Given entries
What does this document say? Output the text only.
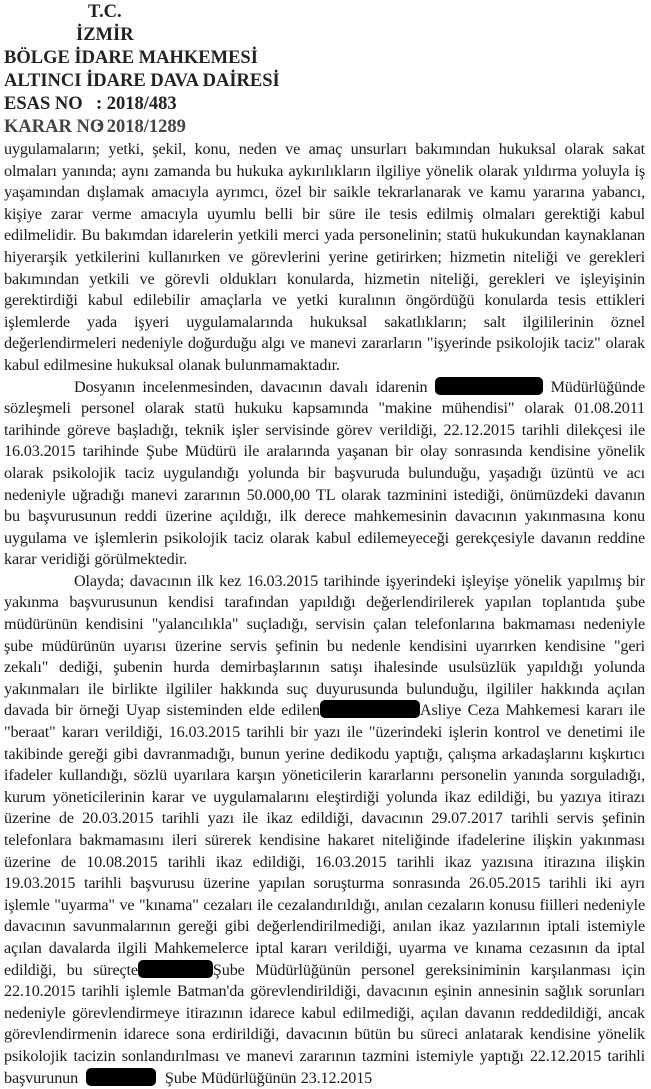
T.C.
İZMİR
BÖLGE İDARE MAHKEMESİ
ALTINCI İDARE DAVA DAİRESİ
ESAS NO : 2018/483
KARAR NO: 2018/1289

uygulamaların; yetki, şekil, konu, neden ve amaç unsurları bakımından hukuksal olarak sakat olmaları yanında; aynı zamanda bu hukuka aykırılıkların ilgiliye yönelik olarak yıldırma yoluyla iş yaşamından dışlamak amacıyla ayrımcı, özel bir saikle tekrarlanarak ve kamu yararına yabancı, kişiye zarar verme amacıyla uyumlu belli bir süre ile tesis edilmiş olmaları gerektiği kabul edilmelidir. Bu bakımdan idarelerin yetkili merci yada personelinin; statü hukukundan kaynaklanan hiyerarşik yetkilerini kullanırken ve görevlerini yerine getirirken; hizmetin niteliği ve gerekleri bakımından yetkili ve görevli oldukları konularda, hizmetin niteliği, gerekleri ve işleyişinin gerektirdiği kabul edilebilir amaçlarla ve yetki kuralının öngördüğü konularda tesis ettikleri işlemlerde yada işyeri uygulamalarında hukuksal sakatlıkların; salt ilgililerinin öznel değerlendirmeleri nedeniyle doğurduğu algı ve manevi zararların "işyerinde psikolojik taciz" olarak kabul edilmesine hukuksal olanak bulunmamaktadır.

Dosyanın incelenmesinden, davacının davalı idarenin	Müdürlüğünde sözleşmeli personel olarak statü hukuku kapsamında "makine mühendisi" olarak 01.08.2011 tarihinde göreve başladığı, teknik işler servisinde görev verildiği, 22.12.2015 tarihli dilekçesi ile 16.03.2015 tarihinde Şube Müdürü ile aralarında yaşanan bir olay sonrasında kendisine yönelik olarak psikolojik taciz uygulandığı yolunda bir başvuruda bulunduğu, yaşadığı üzüntü ve acı nedeniyle uğradığı manevi zararının 50.000,00 TL olarak tazminini istediği, önümüzdeki davanın bu başvurusunun reddi üzerine açıldığı, ilk derece mahkemesinin davacının yakınmasına konu uygulama ve işlemlerin psikolojik taciz olarak kabul edilemeyeceği gerekçesiyle davanın reddine karar veridiği görülmektedir.

Olayda; davacının ilk kez 16.03.2015 tarihinde işyerindeki işleyişe yönelik yapılmış bir yakınma başvurusunun kendisi tarafından yapıldığı değerlendirilerek yapılan toplantıda şube müdürünün kendisini "yalancılıkla" suçladığı, servisin çalan telefonlarına bakmaması nedeniyle şube müdürünün uyarısı üzerine servis şefinin bu nedenle kendisini uyarırken kendisine "geri zekalı" dediği, şubenin hurda demirbaşlarının satışı ihalesinde usulsüzlük yapıldığı yolunda yakınmaları ile birlikte ilgililer hakkında suç duyurusunda bulunduğu, ilgililer hakkında açılan davada bir örneği Uyap sisteminden elde edilen	Asliye Ceza Mahkemesi kararı ile "beraat" kararı verildiği, 16.03.2015 tarihli bir yazı ile "üzerindeki işlerin kontrol ve denetimi ile takibinde gereği gibi davranmadığı, bunun yerine dedikodu yaptığı, çalışma arkadaşlarını kışkırtıcı ifadeler kullandığı, sözlü uyarılara karşın yöneticilerin kararlarını personelin yanında sorguladığı, kurum yöneticilerinin karar ve uygulamalarını eleştirdiği yolunda ikaz edildiği, bu yazıya itirazı üzerine de 20.03.2015 tarihli yazı ile ikaz edildiği, davacının 29.07.2017 tarihli servis şefinin telefonlara bakmamasını ileri sürerek kendisine hakaret niteliğinde ifadelerine ilişkin yakınması üzerine de 10.08.2015 tarihli ikaz edildiği, 16.03.2015 tarihli ikaz yazısına itirazına ilişkin 19.03.2015 tarihli başvurusu üzerine yapılan soruşturma sonrasında 26.05.2015 tarihli iki ayrı işlemle "uyarma" ve "kınama" cezaları ile cezalandırıldığı, anılan cezaların konusu fiilleri nedeniyle davacının savunmalarının gereği gibi değerlendirilmediği, anılan ikaz yazılarının iptali istemiyle açılan davalarda ilgili Mahkemelerce iptal kararı verildiği, uyarma ve kınama cezasının da iptal edildiği, bu süreçte	Şube Müdürlüğünün personel gereksiniminin karşılanması için 22.10.2015 tarihli işlemle Batman'da görevlendirildiği, davacının eşinin annesinin sağlık sorunları nedeniyle görevlendirmeye itirazının idarece kabul edilmediği, açılan davanın reddedildiği, ancak görevlendirmenin idarece sona erdirildiği, davacının bütün bu süreci anlatarak kendisine yönelik psikolojik tacizin sonlandırılması ve manevi zararının tazmini istemiyle yaptığı 22.12.2015 tarihli başvurunun	Şube Müdürlüğünün 23.12.2015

Exercise requirements
Copy each line in full and exactly, omitting any picture.

Result
What does this document say? Output the text only.
T.C.
İZMİR
BÖLGE İDARE MAHKEMESİ
ALTINCI İDARE DAVA DAİRESİ
ESAS NO : 2018/483
KARAR NO: 2018/1289

uygulamaların; yetki, şekil, konu, neden ve amaç unsurları bakımından hukuksal olarak sakat olmaları yanında; aynı zamanda bu hukuka aykırılıkların ilgiliye yönelik olarak yıldırma yoluyla iş yaşamından dışlamak amacıyla ayrımcı, özel bir saikle tekrarlanarak ve kamu yararına yabancı, kişiye zarar verme amacıyla uyumlu belli bir süre ile tesis edilmiş olmaları gerektiği kabul edilmelidir. Bu bakımdan idarelerin yetkili merci yada personelinin; statü hukukundan kaynaklanan hiyerarşik yetkilerini kullanırken ve görevlerini yerine getirirken; hizmetin niteliği ve gerekleri bakımından yetkili ve görevli oldukları konularda, hizmetin niteliği, gerekleri ve işleyişinin gerektirdiği kabul edilebilir amaçlarla ve yetki kuralının öngördüğü konularda tesis ettikleri işlemlerde yada işyeri uygulamalarında hukuksal sakatlıkların; salt ilgililerinin öznel değerlendirmeleri nedeniyle doğurduğu algı ve manevi zararların "işyerinde psikolojik taciz" olarak kabul edilmesine hukuksal olanak bulunmamaktadır.

Dosyanın incelenmesinden, davacının davalı idarenin	Müdürlüğünde sözleşmeli personel olarak statü hukuku kapsamında "makine mühendisi" olarak 01.08.2011 tarihinde göreve başladığı, teknik işler servisinde görev verildiği, 22.12.2015 tarihli dilekçesi ile 16.03.2015 tarihinde Şube Müdürü ile aralarında yaşanan bir olay sonrasında kendisine yönelik olarak psikolojik taciz uygulandığı yolunda bir başvuruda bulunduğu, yaşadığı üzüntü ve acı nedeniyle uğradığı manevi zararının 50.000,00 TL olarak tazminini istediği, önümüzdeki davanın bu başvurusunun reddi üzerine açıldığı, ilk derece mahkemesinin davacının yakınmasına konu uygulama ve işlemlerin psikolojik taciz olarak kabul edilemeyeceği gerekçesiyle davanın reddine karar veridiği görülmektedir.

Olayda; davacının ilk kez 16.03.2015 tarihinde işyerindeki işleyişe yönelik yapılmış bir yakınma başvurusunun kendisi tarafından yapıldığı değerlendirilerek yapılan toplantıda şube müdürünün kendisini "yalancılıkla" suçladığı, servisin çalan telefonlarına bakmaması nedeniyle şube müdürünün uyarısı üzerine servis şefinin bu nedenle kendisini uyarırken kendisine "geri zekalı" dediği, şubenin hurda demirbaşlarının satışı ihalesinde usulsüzlük yapıldığı yolunda yakınmaları ile birlikte ilgililer hakkında suç duyurusunda bulunduğu, ilgililer hakkında açılan davada bir örneği Uyap sisteminden elde edilen	Asliye Ceza Mahkemesi kararı ile "beraat" kararı verildiği, 16.03.2015 tarihli bir yazı ile "üzerindeki işlerin kontrol ve denetimi ile takibinde gereği gibi davranmadığı, bunun yerine dedikodu yaptığı, çalışma arkadaşlarını kışkırtıcı ifadeler kullandığı, sözlü uyarılara karşın yöneticilerin kararlarını personelin yanında sorguladığı, kurum yöneticilerinin karar ve uygulamalarını eleştirdiği yolunda ikaz edildiği, bu yazıya itirazı üzerine de 20.03.2015 tarihli yazı ile ikaz edildiği, davacının 29.07.2017 tarihli servis şefinin telefonlara bakmamasını ileri sürerek kendisine hakaret niteliğinde ifadelerine ilişkin yakınması üzerine de 10.08.2015 tarihli ikaz edildiği, 16.03.2015 tarihli ikaz yazısına itirazına ilişkin 19.03.2015 tarihli başvurusu üzerine yapılan soruşturma sonrasında 26.05.2015 tarihli iki ayrı işlemle "uyarma" ve "kınama" cezaları ile cezalandırıldığı, anılan cezaların konusu fiilleri nedeniyle davacının savunmalarının gereği gibi değerlendirilmediği, anılan ikaz yazılarının iptali istemiyle açılan davalarda ilgili Mahkemelerce iptal kararı verildiği, uyarma ve kınama cezasının da iptal edildiği, bu süreçte	Şube Müdürlüğünün personel gereksiniminin karşılanması için 22.10.2015 tarihli işlemle Batman'da görevlendirildiği, davacının eşinin annesinin sağlık sorunları nedeniyle görevlendirmeye itirazının idarece kabul edilmediği, açılan davanın reddedildiği, ancak görevlendirmenin idarece sona erdirildiği, davacının bütün bu süreci anlatarak kendisine yönelik psikolojik tacizin sonlandırılması ve manevi zararının tazmini istemiyle yaptığı 22.12.2015 tarihli başvurunun	Şube Müdürlüğünün 23.12.2015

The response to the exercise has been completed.